— start GIVEN INFORMATION —

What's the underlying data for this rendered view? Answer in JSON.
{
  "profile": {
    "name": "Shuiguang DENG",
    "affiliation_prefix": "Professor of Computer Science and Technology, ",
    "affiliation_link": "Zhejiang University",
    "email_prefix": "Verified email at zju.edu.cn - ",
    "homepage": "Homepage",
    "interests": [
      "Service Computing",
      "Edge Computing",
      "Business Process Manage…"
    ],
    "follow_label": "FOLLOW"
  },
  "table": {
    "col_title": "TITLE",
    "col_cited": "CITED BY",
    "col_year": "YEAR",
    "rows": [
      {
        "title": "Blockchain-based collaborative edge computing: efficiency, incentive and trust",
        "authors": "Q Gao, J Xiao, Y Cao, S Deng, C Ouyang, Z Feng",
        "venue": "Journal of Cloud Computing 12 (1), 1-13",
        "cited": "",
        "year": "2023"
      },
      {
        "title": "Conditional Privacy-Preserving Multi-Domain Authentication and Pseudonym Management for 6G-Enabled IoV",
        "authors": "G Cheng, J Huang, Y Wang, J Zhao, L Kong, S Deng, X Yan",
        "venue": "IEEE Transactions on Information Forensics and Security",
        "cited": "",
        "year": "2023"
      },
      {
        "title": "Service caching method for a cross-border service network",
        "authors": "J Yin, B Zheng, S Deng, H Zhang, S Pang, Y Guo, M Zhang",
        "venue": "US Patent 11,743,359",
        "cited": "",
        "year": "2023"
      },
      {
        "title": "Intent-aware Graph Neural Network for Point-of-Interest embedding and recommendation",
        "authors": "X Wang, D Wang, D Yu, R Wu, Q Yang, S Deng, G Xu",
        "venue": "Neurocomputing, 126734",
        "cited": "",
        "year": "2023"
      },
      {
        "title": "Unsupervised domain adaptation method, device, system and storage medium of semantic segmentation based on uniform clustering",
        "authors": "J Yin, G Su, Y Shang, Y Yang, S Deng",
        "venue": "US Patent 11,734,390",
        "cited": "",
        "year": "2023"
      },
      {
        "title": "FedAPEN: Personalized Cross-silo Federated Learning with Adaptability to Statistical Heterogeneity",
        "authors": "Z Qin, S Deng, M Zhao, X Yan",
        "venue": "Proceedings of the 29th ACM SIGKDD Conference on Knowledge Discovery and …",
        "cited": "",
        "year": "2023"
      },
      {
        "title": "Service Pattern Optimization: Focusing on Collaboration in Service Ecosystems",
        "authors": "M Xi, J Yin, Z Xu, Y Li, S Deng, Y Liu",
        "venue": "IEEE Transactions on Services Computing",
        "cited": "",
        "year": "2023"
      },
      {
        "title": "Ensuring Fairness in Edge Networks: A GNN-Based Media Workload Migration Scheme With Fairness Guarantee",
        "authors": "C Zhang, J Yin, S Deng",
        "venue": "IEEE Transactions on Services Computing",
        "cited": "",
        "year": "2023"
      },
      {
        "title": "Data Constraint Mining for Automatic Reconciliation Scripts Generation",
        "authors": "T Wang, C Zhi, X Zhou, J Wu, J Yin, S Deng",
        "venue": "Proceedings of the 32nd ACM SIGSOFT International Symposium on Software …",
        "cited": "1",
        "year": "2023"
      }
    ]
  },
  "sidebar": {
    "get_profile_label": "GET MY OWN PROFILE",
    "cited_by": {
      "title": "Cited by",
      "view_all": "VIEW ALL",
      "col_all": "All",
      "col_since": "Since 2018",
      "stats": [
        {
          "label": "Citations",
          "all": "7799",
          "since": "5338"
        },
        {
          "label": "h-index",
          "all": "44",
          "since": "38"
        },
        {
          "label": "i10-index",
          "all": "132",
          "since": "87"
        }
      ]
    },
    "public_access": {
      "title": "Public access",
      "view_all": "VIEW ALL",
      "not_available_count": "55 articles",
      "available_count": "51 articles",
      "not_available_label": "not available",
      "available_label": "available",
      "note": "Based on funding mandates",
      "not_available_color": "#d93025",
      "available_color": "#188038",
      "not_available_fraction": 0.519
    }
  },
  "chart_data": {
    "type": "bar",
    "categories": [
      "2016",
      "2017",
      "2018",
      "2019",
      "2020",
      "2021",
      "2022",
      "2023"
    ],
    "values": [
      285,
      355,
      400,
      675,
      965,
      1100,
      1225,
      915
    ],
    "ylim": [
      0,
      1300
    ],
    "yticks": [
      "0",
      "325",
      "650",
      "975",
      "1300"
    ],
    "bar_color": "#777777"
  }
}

— end GIVEN INFORMATION —

- [YOUR INSTRUCTIONS]: Print the listing above in full, exactly as it is.

- [TASK SOLUTION]:
What's the underlying data for this rendered view? Answer in JSON.
{
  "profile": {
    "name": "Shuiguang DENG",
    "affiliation_prefix": "Professor of Computer Science and Technology, ",
    "affiliation_link": "Zhejiang University",
    "email_prefix": "Verified email at zju.edu.cn - ",
    "homepage": "Homepage",
    "interests": [
      "Service Computing",
      "Edge Computing",
      "Business Process Manage…"
    ],
    "follow_label": "FOLLOW"
  },
  "table": {
    "col_title": "TITLE",
    "col_cited": "CITED BY",
    "col_year": "YEAR",
    "rows": [
      {
        "title": "Blockchain-based collaborative edge computing: efficiency, incentive and trust",
        "authors": "Q Gao, J Xiao, Y Cao, S Deng, C Ouyang, Z Feng",
        "venue": "Journal of Cloud Computing 12 (1), 1-13",
        "cited": "",
        "year": "2023"
      },
      {
        "title": "Conditional Privacy-Preserving Multi-Domain Authentication and Pseudonym Management for 6G-Enabled IoV",
        "authors": "G Cheng, J Huang, Y Wang, J Zhao, L Kong, S Deng, X Yan",
        "venue": "IEEE Transactions on Information Forensics and Security",
        "cited": "",
        "year": "2023"
      },
      {
        "title": "Service caching method for a cross-border service network",
        "authors": "J Yin, B Zheng, S Deng, H Zhang, S Pang, Y Guo, M Zhang",
        "venue": "US Patent 11,743,359",
        "cited": "",
        "year": "2023"
      },
      {
        "title": "Intent-aware Graph Neural Network for Point-of-Interest embedding and recommendation",
        "authors": "X Wang, D Wang, D Yu, R Wu, Q Yang, S Deng, G Xu",
        "venue": "Neurocomputing, 126734",
        "cited": "",
        "year": "2023"
      },
      {
        "title": "Unsupervised domain adaptation method, device, system and storage medium of semantic segmentation based on uniform clustering",
        "authors": "J Yin, G Su, Y Shang, Y Yang, S Deng",
        "venue": "US Patent 11,734,390",
        "cited": "",
        "year": "2023"
      },
      {
        "title": "FedAPEN: Personalized Cross-silo Federated Learning with Adaptability to Statistical Heterogeneity",
        "authors": "Z Qin, S Deng, M Zhao, X Yan",
        "venue": "Proceedings of the 29th ACM SIGKDD Conference on Knowledge Discovery and …",
        "cited": "",
        "year": "2023"
      },
      {
        "title": "Service Pattern Optimization: Focusing on Collaboration in Service Ecosystems",
        "authors": "M Xi, J Yin, Z Xu, Y Li, S Deng, Y Liu",
        "venue": "IEEE Transactions on Services Computing",
        "cited": "",
        "year": "2023"
      },
      {
        "title": "Ensuring Fairness in Edge Networks: A GNN-Based Media Workload Migration Scheme With Fairness Guarantee",
        "authors": "C Zhang, J Yin, S Deng",
        "venue": "IEEE Transactions on Services Computing",
        "cited": "",
        "year": "2023"
      },
      {
        "title": "Data Constraint Mining for Automatic Reconciliation Scripts Generation",
        "authors": "T Wang, C Zhi, X Zhou, J Wu, J Yin, S Deng",
        "venue": "Proceedings of the 32nd ACM SIGSOFT International Symposium on Software …",
        "cited": "1",
        "year": "2023"
      }
    ]
  },
  "sidebar": {
    "get_profile_label": "GET MY OWN PROFILE",
    "cited_by": {
      "title": "Cited by",
      "view_all": "VIEW ALL",
      "col_all": "All",
      "col_since": "Since 2018",
      "stats": [
        {
          "label": "Citations",
          "all": "7799",
          "since": "5338"
        },
        {
          "label": "h-index",
          "all": "44",
          "since": "38"
        },
        {
          "label": "i10-index",
          "all": "132",
          "since": "87"
        }
      ]
    },
    "public_access": {
      "title": "Public access",
      "view_all": "VIEW ALL",
      "not_available_count": "55 articles",
      "available_count": "51 articles",
      "not_available_label": "not available",
      "available_label": "available",
      "note": "Based on funding mandates",
      "not_available_color": "#d93025",
      "available_color": "#188038",
      "not_available_fraction": 0.519
    }
  },
  "chart_data": {
    "type": "bar",
    "categories": [
      "2016",
      "2017",
      "2018",
      "2019",
      "2020",
      "2021",
      "2022",
      "2023"
    ],
    "values": [
      285,
      355,
      400,
      675,
      965,
      1100,
      1225,
      915
    ],
    "ylim": [
      0,
      1300
    ],
    "yticks": [
      "0",
      "325",
      "650",
      "975",
      "1300"
    ],
    "bar_color": "#777777"
  }
}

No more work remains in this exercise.